* Start INFORMATION SUPPLIED *

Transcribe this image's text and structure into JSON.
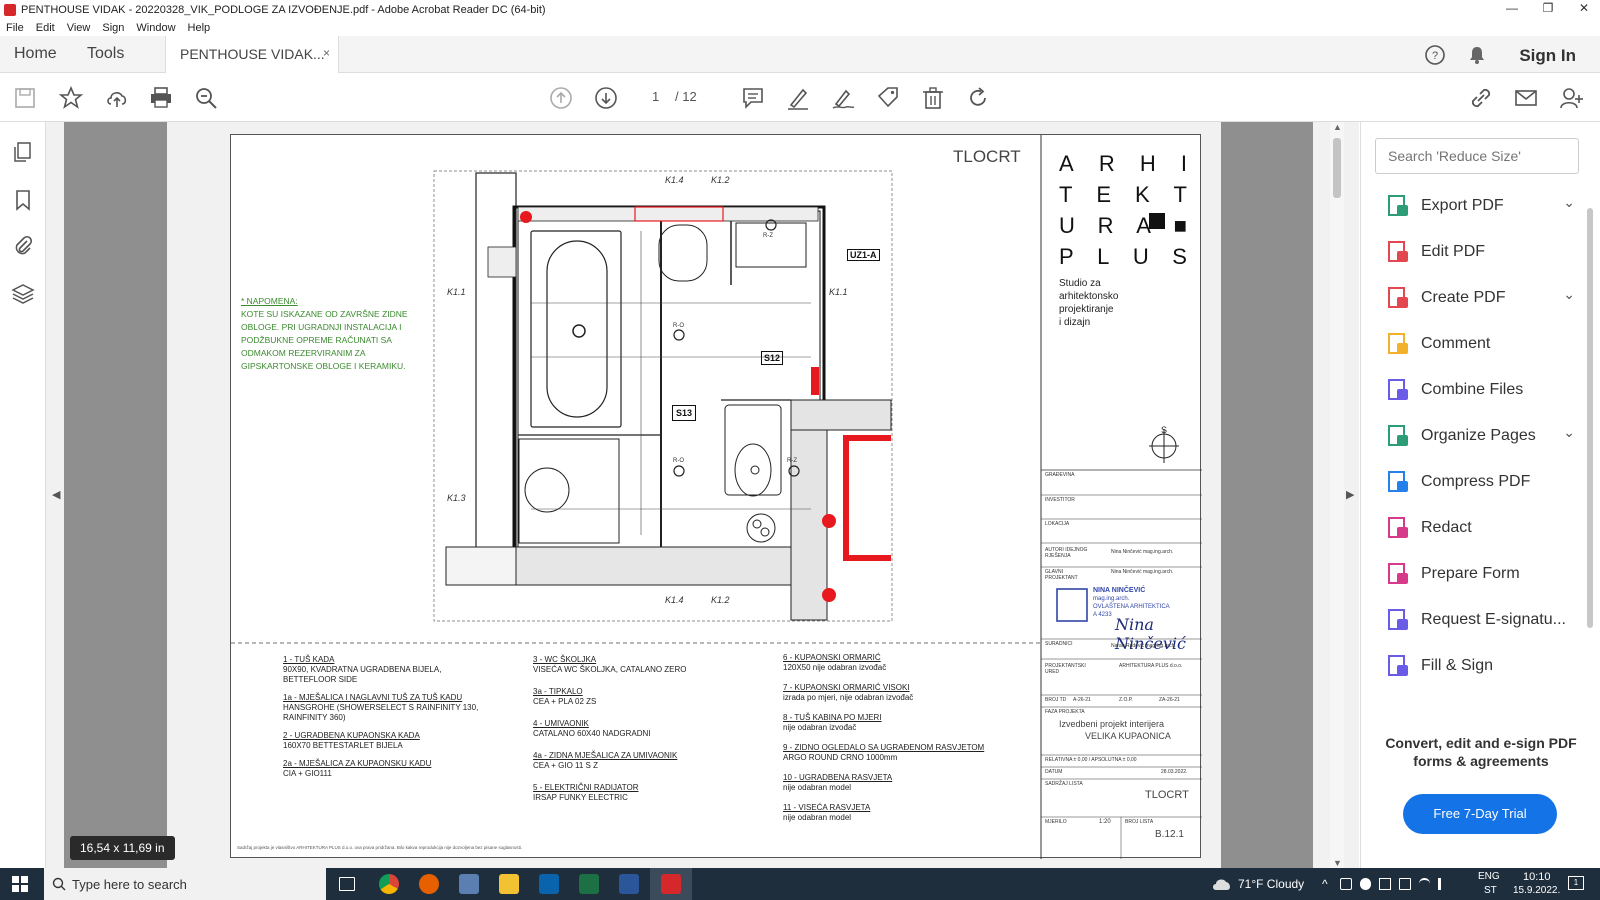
{
  "window": {
    "title": "PENTHOUSE VIDAK - 20220328_VIK_PODLOGE ZA IZVOĐENJE.pdf - Adobe Acrobat Reader DC (64-bit)",
    "controls": [
      "—",
      "❐",
      "✕"
    ]
  },
  "menu": [
    "File",
    "Edit",
    "View",
    "Sign",
    "Window",
    "Help"
  ],
  "tabs": {
    "home": "Home",
    "tools": "Tools",
    "doc": "PENTHOUSE VIDAK...",
    "close": "×",
    "sign_in": "Sign In"
  },
  "toolbar": {
    "page_current": "1",
    "page_total": "/ 12"
  },
  "document": {
    "title": "TLOCRT",
    "logo_letters": [
      "A",
      "R",
      "H",
      "I",
      "T",
      "E",
      "K",
      "T",
      "U",
      "R",
      "A",
      "■",
      "P",
      "L",
      "U",
      "S"
    ],
    "studio": [
      "Studio za",
      "arhitektonsko",
      "projektiranje",
      "i dizajn"
    ],
    "note_title": "* NAPOMENA:",
    "note_lines": [
      "KOTE SU ISKAZANE OD ZAVRŠNE ZIDNE",
      "OBLOGE. PRI UGRADNJI INSTALACIJA I",
      "PODŽBUKNE OPREME RAČUNATI SA",
      "ODMAKOM REZERVIRANIM ZA",
      "GIPSKARTONSKE OBLOGE I KERAMIKU."
    ],
    "legend_col1": [
      {
        "t": "1 - TUŠ KADA",
        "d": [
          "90X90, KVADRATNA UGRADBENA BIJELA,",
          "BETTEFLOOR SIDE"
        ]
      },
      {
        "t": "1a - MJEŠALICA I NAGLAVNI TUŠ ZA TUŠ KADU",
        "d": [
          "HANSGROHE (SHOWERSELECT S RAINFINITY 130,",
          "RAINFINITY 360)"
        ]
      },
      {
        "t": "2 - UGRADBENA KUPAONSKA KADA",
        "d": [
          "160X70 BETTESTARLET BIJELA"
        ]
      },
      {
        "t": "2a - MJEŠALICA ZA KUPAONSKU KADU",
        "d": [
          "CIA + GIO111"
        ]
      }
    ],
    "legend_col2": [
      {
        "t": "3 - WC ŠKOLJKA",
        "d": [
          "VISEĆA WC ŠKOLJKA, CATALANO ZERO"
        ]
      },
      {
        "t": "3a - TIPKALO",
        "d": [
          "CEA + PLA 02 ZS"
        ]
      },
      {
        "t": "4 - UMIVAONIK",
        "d": [
          "CATALANO 60X40 NADGRADNI"
        ]
      },
      {
        "t": "4a - ZIDNA MJEŠALICA ZA UMIVAONIK",
        "d": [
          "CEA + GIO 11 S Z"
        ]
      },
      {
        "t": "5 - ELEKTRIČNI RADIJATOR",
        "d": [
          "IRSAP FUNKY ELECTRIC"
        ]
      }
    ],
    "legend_col3": [
      {
        "t": "6 - KUPAONSKI ORMARIĆ",
        "d": [
          "120X50 nije odabran izvođač"
        ]
      },
      {
        "t": "7 - KUPAONSKI ORMARIĆ VISOKI",
        "d": [
          "izrada po mjeri, nije odabran izvođač"
        ]
      },
      {
        "t": "8 - TUŠ KABINA PO MJERI",
        "d": [
          "nije odabran izvođač"
        ]
      },
      {
        "t": "9 - ZIDNO OGLEDALO SA UGRAĐENOM RASVJETOM",
        "d": [
          "ARGO ROUND CRNO 1000mm"
        ]
      },
      {
        "t": "10 - UGRADBENA RASVJETA",
        "d": [
          "nije odabran model"
        ]
      },
      {
        "t": "11 - VISEĆA RASVJETA",
        "d": [
          "nije odabran model"
        ]
      }
    ],
    "stamp_name": "NINA NINČEVIĆ",
    "stamp_sub": "mag.ing.arch.",
    "stamp_line": "OVLAŠTENA ARHITEKTICA",
    "stamp_no": "A 4233",
    "signature": "Nina Ninčević",
    "tb_labels": [
      "GRAĐEVINA",
      "INVESTITOR",
      "LOKACIJA",
      "AUTORI IDEJNOG RJEŠENJA",
      "GLAVNI PROJEKTANT",
      "SURADNICI",
      "PROJEKTANTSKI URED",
      "BROJ TD",
      "FAZA PROJEKTA",
      "RELATIVNA ± 0,00 / APSOLUTNA ± 0,00",
      "DATUM",
      "SADRŽAJ LISTA",
      "MJERILO",
      "BROJ LISTA"
    ],
    "tb_author": "Nina Ninčević mag.ing.arch.",
    "tb_chief": "Nina Ninčević mag.ing.arch.",
    "tb_collab": "Naran Radović mag.ing.arch.",
    "tb_office": "ARHITEKTURA PLUS d.o.o.",
    "tb_td": "A-26-21",
    "tb_zop": "Z.O.P.",
    "tb_zop_val": "ZA-26-21",
    "tb_phase": "Izvedbeni projekt interijera",
    "tb_room": "VELIKA KUPAONICA",
    "tb_date": "28.03.2022.",
    "tb_content": "TLOCRT",
    "tb_scale": "1:20",
    "tb_sheet": "B.12.1",
    "footer": "Sadržaj projekta je vlasništvo ARHITEKTURA PLUS d.o.o. ova prava pridržana. Bilo kakva reprodukcija nije dozvoljena bez pisane suglasnosti.",
    "plan_labels": [
      "K1.4",
      "K1.2",
      "K1.1",
      "K1.1",
      "K1.3",
      "K1.4",
      "K1.2",
      "UZ1-A",
      "S13",
      "S12",
      "R-Z",
      "R-O",
      "R-O",
      "R-Z"
    ]
  },
  "page_size_badge": "16,54 x 11,69 in",
  "tools_panel": {
    "search_placeholder": "Search 'Reduce Size'",
    "items": [
      {
        "label": "Export PDF",
        "icon": "export-pdf-icon",
        "color": "#2d9d78",
        "chevron": "⌄"
      },
      {
        "label": "Edit PDF",
        "icon": "edit-pdf-icon",
        "color": "#e34850",
        "chevron": ""
      },
      {
        "label": "Create PDF",
        "icon": "create-pdf-icon",
        "color": "#e34850",
        "chevron": "⌄"
      },
      {
        "label": "Comment",
        "icon": "comment-icon",
        "color": "#f3b02a",
        "chevron": ""
      },
      {
        "label": "Combine Files",
        "icon": "combine-files-icon",
        "color": "#6b5ce7",
        "chevron": ""
      },
      {
        "label": "Organize Pages",
        "icon": "organize-pages-icon",
        "color": "#2d9d78",
        "chevron": "⌄"
      },
      {
        "label": "Compress PDF",
        "icon": "compress-pdf-icon",
        "color": "#2680eb",
        "chevron": ""
      },
      {
        "label": "Redact",
        "icon": "redact-icon",
        "color": "#d73a8b",
        "chevron": ""
      },
      {
        "label": "Prepare Form",
        "icon": "prepare-form-icon",
        "color": "#d73a8b",
        "chevron": ""
      },
      {
        "label": "Request E-signatu...",
        "icon": "request-esign-icon",
        "color": "#6b5ce7",
        "chevron": ""
      },
      {
        "label": "Fill & Sign",
        "icon": "fill-sign-icon",
        "color": "#6b5ce7",
        "chevron": ""
      }
    ],
    "promo": "Convert, edit and e-sign PDF forms & agreements",
    "trial_button": "Free 7-Day Trial"
  },
  "taskbar": {
    "search": "Type here to search",
    "weather": "71°F  Cloudy",
    "lang1": "ENG",
    "lang2": "ST",
    "time": "10:10",
    "date": "15.9.2022.",
    "notif": "1"
  }
}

* End INFORMATION SUPPLIED *

Identify each line in the records above that contains the word "CATALANO", and copy it out in full.

● THE ANSWER
          "VISEĆA WC ŠKOLJKA, CATALANO ZERO"
          "CATALANO 60X40 NADGRADNI"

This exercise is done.